**EXERCISE DESCRIPTION**
Filter these entries, keeping only lines that hold the word "this".

==================================================

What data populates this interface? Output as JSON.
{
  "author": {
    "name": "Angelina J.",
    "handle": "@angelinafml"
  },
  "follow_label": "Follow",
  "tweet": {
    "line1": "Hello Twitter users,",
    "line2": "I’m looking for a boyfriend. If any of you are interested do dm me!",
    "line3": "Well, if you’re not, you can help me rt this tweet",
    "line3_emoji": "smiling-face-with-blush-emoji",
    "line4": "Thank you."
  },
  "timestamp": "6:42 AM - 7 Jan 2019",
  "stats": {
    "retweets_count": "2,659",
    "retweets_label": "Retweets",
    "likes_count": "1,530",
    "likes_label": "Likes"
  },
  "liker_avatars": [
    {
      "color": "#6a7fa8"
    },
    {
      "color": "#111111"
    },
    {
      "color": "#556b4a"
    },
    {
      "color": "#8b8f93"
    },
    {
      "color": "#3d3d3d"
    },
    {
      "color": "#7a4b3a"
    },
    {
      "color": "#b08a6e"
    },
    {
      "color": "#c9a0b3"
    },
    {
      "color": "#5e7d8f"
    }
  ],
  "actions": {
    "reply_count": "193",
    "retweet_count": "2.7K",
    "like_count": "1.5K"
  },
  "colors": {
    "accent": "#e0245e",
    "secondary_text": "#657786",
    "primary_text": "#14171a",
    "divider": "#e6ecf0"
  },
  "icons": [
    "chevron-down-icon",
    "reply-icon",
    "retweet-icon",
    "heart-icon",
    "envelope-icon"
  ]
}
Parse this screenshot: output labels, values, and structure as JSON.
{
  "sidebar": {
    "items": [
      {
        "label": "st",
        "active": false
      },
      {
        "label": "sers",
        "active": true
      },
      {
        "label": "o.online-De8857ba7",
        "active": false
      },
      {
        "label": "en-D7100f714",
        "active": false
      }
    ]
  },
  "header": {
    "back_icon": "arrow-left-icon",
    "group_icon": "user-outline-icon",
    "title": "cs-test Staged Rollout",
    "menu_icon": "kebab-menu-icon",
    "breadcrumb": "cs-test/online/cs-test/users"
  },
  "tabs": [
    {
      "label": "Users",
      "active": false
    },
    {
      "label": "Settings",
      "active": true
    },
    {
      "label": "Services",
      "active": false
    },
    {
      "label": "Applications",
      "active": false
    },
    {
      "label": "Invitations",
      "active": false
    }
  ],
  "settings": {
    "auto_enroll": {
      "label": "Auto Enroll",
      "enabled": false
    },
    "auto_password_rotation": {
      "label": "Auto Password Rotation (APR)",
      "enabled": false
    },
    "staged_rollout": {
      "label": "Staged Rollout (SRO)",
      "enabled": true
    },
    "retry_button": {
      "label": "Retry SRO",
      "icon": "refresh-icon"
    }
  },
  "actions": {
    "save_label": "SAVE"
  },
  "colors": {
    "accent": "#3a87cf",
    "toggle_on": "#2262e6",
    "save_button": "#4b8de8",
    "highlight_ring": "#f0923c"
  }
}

==================================================

**THE RESULT**
What data populates this interface? Output as JSON.
    "line3": "Well, if you’re not, you can help me rt this tweet",
Parse this screenshot: output labels, values, and structure as JSON.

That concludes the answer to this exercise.